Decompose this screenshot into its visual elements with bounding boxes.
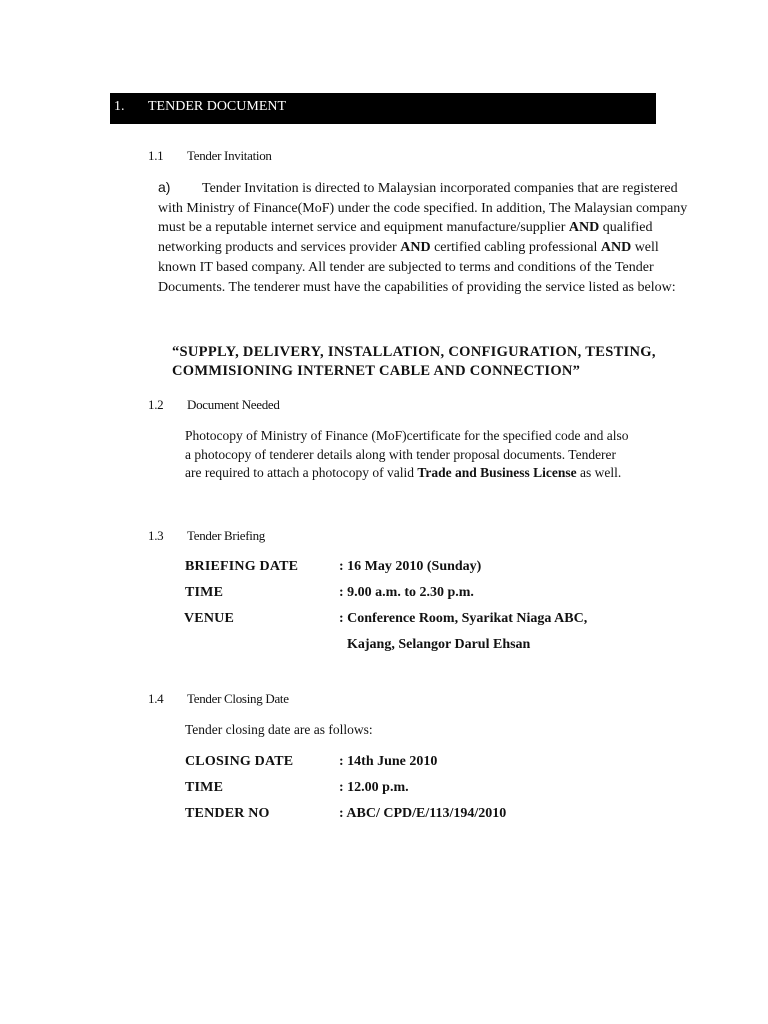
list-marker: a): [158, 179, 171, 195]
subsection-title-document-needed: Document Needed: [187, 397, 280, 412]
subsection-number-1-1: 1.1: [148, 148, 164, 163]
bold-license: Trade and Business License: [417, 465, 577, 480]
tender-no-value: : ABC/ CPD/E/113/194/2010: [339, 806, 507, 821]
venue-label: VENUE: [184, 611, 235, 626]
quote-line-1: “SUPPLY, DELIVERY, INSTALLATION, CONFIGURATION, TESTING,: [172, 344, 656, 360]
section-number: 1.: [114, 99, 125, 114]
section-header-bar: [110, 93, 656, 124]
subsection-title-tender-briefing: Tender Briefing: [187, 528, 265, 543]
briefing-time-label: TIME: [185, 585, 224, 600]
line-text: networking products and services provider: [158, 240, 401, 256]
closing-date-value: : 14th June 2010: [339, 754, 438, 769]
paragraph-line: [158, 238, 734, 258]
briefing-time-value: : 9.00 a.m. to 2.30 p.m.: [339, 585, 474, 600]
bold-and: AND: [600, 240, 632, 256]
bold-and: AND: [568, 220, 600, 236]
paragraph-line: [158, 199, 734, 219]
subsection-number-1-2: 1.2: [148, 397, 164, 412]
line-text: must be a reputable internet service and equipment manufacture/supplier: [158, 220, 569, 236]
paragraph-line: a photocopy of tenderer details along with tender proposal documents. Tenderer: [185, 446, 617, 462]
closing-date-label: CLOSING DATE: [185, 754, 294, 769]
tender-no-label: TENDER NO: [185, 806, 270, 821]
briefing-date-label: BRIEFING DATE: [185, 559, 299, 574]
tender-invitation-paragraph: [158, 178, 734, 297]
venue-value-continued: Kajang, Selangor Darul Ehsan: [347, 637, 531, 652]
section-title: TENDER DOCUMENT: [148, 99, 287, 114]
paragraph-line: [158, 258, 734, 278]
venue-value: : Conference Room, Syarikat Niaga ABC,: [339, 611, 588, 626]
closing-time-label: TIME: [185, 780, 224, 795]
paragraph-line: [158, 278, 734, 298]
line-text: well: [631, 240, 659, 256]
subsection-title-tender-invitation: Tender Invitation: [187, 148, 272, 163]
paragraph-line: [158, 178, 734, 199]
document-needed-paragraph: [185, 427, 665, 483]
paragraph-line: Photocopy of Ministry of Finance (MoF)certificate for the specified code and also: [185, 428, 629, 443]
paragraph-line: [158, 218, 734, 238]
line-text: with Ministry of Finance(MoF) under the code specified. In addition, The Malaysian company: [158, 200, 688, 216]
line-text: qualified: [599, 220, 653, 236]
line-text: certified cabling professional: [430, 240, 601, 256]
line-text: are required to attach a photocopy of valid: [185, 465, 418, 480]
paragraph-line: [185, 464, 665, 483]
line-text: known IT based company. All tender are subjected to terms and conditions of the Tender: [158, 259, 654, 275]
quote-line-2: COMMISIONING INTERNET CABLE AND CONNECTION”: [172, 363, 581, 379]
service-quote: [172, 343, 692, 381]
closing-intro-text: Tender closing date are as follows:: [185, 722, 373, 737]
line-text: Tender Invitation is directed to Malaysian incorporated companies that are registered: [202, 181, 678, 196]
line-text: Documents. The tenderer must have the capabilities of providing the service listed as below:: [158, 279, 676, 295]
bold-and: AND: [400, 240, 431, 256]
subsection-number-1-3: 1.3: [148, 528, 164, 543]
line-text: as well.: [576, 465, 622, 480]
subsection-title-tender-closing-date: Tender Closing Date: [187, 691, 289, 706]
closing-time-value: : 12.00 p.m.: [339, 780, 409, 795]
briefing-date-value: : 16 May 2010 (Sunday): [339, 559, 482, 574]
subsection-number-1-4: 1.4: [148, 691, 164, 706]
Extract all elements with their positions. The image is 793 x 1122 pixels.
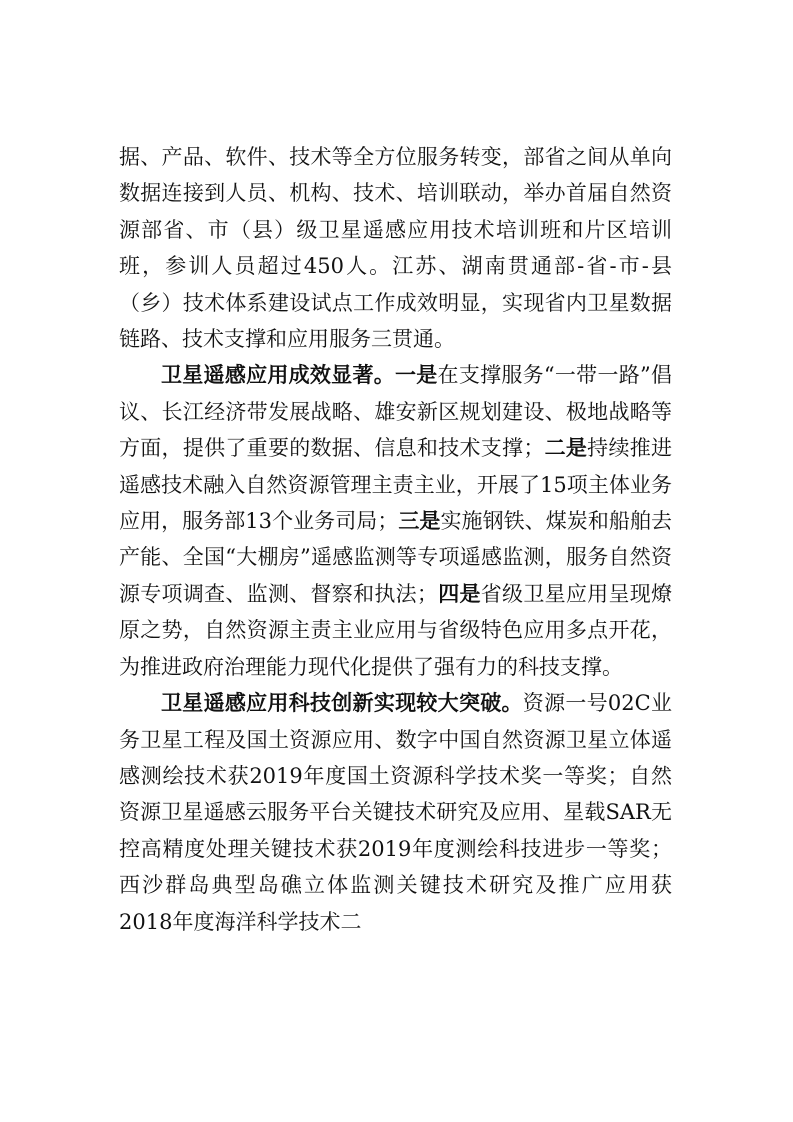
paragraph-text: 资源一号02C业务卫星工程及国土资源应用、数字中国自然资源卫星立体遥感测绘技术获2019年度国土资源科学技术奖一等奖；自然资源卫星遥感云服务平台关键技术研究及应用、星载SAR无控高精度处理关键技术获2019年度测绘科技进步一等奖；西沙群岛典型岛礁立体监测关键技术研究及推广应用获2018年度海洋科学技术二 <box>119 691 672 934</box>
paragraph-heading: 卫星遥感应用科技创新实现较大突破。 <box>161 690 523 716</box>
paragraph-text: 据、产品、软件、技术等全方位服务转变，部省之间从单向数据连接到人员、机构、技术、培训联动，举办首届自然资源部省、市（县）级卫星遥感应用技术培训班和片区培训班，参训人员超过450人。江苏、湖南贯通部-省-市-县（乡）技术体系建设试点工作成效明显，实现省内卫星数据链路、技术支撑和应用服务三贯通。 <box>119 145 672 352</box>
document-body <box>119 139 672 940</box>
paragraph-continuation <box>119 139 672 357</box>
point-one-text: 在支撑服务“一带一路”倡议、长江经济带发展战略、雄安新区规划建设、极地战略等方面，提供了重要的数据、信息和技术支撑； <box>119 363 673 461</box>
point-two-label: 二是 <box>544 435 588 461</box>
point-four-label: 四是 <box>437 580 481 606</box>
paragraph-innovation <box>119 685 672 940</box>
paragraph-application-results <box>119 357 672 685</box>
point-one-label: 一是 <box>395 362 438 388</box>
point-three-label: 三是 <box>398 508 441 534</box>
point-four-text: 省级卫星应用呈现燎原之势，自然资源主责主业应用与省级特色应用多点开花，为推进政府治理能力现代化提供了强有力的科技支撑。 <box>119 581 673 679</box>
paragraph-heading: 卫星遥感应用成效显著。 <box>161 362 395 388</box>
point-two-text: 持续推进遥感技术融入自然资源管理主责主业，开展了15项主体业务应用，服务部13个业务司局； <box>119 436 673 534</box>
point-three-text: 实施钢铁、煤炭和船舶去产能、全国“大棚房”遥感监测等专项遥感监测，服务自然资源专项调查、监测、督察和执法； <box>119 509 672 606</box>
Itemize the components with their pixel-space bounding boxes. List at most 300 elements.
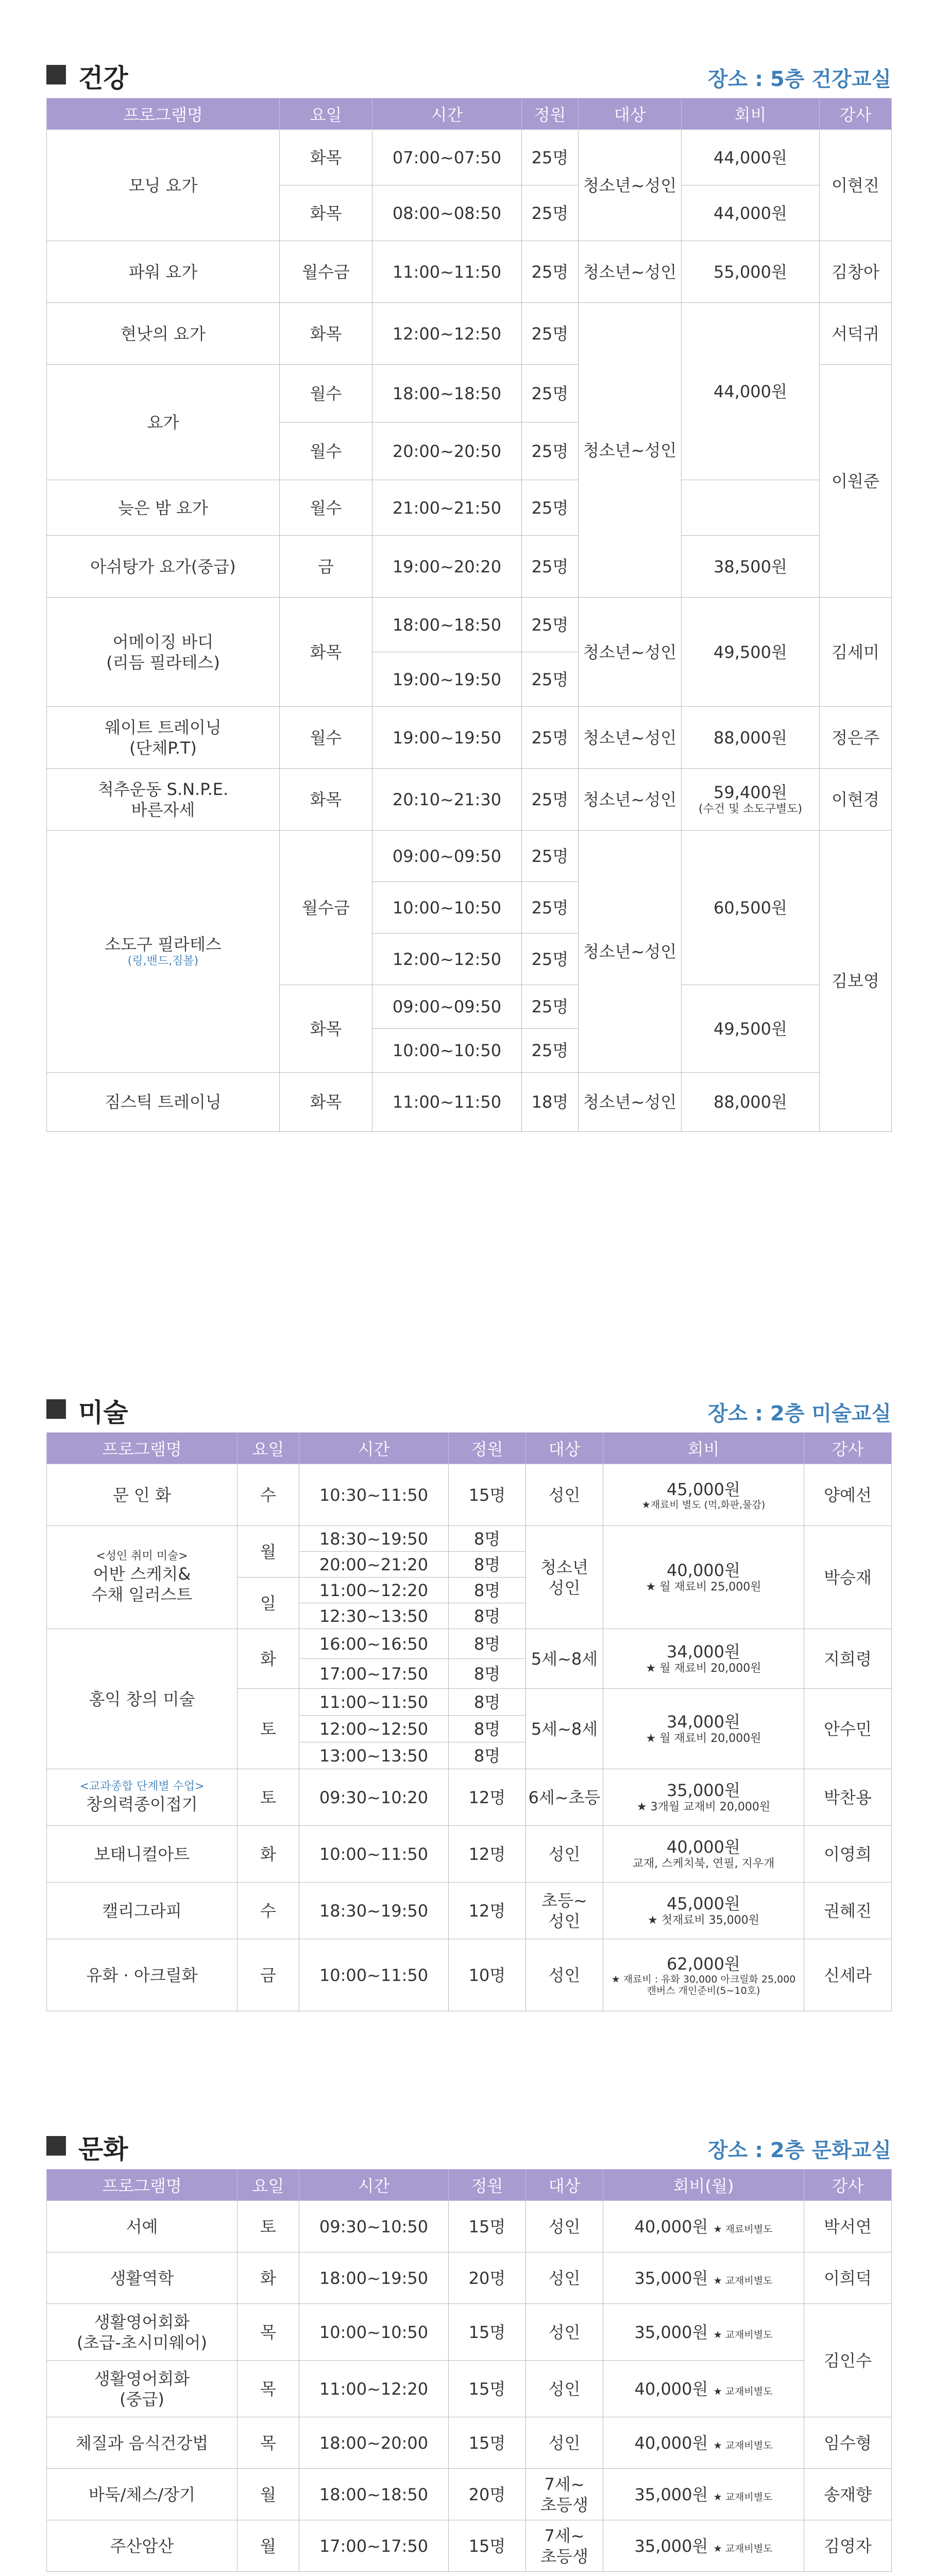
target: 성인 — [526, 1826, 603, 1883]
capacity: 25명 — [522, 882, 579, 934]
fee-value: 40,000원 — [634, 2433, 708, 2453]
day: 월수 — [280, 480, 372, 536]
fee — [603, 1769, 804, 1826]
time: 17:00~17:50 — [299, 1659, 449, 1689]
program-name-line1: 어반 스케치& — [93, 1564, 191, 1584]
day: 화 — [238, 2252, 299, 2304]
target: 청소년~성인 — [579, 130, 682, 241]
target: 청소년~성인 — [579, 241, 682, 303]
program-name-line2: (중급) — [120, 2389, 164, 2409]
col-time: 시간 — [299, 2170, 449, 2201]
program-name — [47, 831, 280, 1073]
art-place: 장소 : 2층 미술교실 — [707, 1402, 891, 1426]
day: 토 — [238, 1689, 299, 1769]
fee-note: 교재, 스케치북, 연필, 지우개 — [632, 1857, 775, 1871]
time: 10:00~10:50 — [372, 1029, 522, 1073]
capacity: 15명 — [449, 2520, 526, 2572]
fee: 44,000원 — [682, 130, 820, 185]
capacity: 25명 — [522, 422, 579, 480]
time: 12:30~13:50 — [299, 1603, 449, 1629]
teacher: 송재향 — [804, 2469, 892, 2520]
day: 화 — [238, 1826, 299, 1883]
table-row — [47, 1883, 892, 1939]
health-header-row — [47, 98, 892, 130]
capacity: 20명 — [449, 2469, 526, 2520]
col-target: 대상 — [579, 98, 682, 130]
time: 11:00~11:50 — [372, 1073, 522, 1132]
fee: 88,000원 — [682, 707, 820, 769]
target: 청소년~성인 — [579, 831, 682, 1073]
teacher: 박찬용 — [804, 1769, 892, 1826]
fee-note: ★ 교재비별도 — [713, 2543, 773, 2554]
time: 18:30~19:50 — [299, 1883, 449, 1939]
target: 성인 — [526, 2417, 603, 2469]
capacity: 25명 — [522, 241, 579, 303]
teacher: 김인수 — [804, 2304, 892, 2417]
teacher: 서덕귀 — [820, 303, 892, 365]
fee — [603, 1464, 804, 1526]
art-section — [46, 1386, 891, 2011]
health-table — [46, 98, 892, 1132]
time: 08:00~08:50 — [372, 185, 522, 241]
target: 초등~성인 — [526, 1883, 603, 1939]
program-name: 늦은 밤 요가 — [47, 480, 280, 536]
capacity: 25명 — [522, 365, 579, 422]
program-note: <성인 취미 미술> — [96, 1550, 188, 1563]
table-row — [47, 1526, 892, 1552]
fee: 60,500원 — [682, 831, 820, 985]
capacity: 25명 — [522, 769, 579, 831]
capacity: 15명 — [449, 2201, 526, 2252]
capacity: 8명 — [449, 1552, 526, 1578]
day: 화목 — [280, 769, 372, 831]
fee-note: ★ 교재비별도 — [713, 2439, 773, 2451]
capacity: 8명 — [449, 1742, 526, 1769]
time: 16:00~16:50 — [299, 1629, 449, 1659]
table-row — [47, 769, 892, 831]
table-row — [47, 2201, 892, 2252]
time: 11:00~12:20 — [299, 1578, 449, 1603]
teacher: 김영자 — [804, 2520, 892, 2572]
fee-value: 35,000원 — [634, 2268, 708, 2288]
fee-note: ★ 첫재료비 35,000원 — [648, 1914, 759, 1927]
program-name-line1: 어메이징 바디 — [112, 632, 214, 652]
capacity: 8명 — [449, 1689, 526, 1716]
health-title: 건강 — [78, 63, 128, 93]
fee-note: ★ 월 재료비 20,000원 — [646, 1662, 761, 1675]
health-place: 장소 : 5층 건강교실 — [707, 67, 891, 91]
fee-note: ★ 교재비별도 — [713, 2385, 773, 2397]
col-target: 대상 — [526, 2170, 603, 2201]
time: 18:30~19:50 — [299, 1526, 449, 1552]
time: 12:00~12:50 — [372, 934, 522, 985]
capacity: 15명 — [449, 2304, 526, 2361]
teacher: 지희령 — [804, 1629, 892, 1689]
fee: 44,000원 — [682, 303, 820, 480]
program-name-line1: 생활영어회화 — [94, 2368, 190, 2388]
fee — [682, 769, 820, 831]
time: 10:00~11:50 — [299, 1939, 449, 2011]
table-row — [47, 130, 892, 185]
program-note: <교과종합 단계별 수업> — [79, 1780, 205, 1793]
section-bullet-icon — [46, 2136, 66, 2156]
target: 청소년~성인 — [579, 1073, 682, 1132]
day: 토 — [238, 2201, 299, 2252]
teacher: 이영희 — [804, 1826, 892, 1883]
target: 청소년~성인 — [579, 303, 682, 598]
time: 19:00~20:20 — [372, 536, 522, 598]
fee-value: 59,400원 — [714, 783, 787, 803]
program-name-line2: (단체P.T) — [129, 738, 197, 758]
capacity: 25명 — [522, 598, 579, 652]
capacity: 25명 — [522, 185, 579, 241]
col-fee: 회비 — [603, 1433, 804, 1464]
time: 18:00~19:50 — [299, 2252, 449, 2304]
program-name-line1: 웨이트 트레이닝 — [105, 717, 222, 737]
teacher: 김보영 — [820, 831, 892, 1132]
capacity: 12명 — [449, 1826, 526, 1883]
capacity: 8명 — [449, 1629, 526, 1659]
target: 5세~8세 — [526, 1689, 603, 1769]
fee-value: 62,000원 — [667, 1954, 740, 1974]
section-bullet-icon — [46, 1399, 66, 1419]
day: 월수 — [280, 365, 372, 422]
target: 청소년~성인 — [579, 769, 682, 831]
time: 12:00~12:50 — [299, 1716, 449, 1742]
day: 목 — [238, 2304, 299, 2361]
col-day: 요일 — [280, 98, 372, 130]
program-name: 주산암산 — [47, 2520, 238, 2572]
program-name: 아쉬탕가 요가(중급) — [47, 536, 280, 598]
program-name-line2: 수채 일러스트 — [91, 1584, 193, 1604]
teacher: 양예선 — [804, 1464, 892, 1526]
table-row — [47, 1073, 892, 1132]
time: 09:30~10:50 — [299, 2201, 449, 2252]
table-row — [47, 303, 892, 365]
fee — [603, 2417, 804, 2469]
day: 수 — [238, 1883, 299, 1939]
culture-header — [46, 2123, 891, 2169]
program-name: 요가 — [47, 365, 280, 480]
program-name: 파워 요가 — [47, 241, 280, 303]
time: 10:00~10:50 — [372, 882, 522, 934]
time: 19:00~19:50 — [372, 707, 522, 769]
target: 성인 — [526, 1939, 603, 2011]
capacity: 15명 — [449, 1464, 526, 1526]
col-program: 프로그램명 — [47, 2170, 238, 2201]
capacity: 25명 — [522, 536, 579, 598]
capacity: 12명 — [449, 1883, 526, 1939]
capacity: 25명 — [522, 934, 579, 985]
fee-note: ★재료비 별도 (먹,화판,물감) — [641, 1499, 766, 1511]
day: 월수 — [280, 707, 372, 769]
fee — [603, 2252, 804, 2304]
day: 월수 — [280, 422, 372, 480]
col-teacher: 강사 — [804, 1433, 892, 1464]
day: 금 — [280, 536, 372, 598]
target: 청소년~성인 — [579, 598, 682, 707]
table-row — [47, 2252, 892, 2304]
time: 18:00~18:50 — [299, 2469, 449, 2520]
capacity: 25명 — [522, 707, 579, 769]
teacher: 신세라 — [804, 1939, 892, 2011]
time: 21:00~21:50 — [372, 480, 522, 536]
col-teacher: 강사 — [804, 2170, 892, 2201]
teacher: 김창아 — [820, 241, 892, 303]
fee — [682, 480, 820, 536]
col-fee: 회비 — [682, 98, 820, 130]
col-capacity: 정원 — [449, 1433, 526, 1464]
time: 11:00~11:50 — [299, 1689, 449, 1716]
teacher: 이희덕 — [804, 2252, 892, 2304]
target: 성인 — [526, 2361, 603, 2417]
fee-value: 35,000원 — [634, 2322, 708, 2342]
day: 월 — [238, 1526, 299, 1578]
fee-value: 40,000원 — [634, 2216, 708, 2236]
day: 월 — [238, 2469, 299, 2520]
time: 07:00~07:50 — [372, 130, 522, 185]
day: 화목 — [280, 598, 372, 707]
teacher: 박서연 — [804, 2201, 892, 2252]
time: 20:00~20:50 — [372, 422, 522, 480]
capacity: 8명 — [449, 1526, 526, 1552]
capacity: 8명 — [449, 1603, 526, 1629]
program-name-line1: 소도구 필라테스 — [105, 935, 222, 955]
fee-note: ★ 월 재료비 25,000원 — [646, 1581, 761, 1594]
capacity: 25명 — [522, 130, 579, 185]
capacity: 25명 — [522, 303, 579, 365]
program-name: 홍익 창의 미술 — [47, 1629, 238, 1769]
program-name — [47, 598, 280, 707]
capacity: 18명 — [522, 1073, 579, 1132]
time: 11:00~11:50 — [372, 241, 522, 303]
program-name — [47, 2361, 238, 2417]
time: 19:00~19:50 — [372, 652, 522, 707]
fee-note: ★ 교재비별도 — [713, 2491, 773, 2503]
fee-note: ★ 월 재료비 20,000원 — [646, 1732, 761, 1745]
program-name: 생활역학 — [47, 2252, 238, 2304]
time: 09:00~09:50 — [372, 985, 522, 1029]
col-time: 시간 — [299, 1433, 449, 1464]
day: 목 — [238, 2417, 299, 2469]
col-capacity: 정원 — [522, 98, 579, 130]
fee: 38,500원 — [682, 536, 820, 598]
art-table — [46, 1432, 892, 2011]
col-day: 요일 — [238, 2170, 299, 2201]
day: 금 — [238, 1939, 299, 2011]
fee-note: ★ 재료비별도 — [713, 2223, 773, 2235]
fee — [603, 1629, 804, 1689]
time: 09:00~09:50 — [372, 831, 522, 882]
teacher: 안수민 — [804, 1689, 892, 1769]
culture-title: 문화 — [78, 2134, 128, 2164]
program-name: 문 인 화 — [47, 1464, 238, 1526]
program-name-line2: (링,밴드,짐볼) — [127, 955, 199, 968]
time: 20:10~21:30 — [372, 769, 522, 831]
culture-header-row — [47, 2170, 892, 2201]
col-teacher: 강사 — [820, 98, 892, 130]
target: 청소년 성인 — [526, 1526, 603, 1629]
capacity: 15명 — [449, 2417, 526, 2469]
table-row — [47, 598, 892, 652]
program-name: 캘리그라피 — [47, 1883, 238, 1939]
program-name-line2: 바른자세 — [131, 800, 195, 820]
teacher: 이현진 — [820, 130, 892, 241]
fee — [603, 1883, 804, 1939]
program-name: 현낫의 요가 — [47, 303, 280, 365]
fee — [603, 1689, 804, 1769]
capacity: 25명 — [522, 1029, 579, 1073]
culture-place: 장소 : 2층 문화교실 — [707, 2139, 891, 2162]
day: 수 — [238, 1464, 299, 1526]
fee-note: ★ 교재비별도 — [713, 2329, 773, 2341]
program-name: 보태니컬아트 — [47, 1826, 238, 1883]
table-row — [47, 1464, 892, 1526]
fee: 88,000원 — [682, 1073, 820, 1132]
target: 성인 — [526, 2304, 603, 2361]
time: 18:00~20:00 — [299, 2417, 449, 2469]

● ● ● ●

→ **DIRECTIONS FOR THIS TASK**
Please render the listing from the line with "target: 성인 — [526, 1826, 603, 1883]" to the line with "fee-note: 교재, 스케치북, 연필, 지우개", both ends included, as a JSON list of strings with one string per line and any blank lines left out.

→ **EXERCISE OUTPUT**
[
  "target: 성인 — [526, 1826, 603, 1883]",
  "capacity: 25명 — [522, 882, 579, 934]",
  "fee-value: 40,000원 — [634, 2433, 708, 2453]",
  "day: 월수 — [280, 480, 372, 536]",
  "fee — [603, 1769, 804, 1826]",
  "time: 17:00~17:50 — [299, 1659, 449, 1689]",
  "program-name-line1: 어반 스케치& — [93, 1564, 191, 1584]",
  "day: 화 — [238, 2252, 299, 2304]",
  "target: 청소년~성인 — [579, 130, 682, 241]",
  "target: 청소년~성인 — [579, 241, 682, 303]",
  "program-name-line2: (중급) — [120, 2389, 164, 2409]",
  "col-time: 시간 — [299, 2170, 449, 2201]",
  "program-name — [47, 831, 280, 1073]",
  "art-place: 장소 : 2층 미술교실 — [707, 1402, 891, 1426]",
  "day: 토 — [238, 1689, 299, 1769]",
  "fee-note: 교재, 스케치북, 연필, 지우개 — [632, 1857, 775, 1871]"
]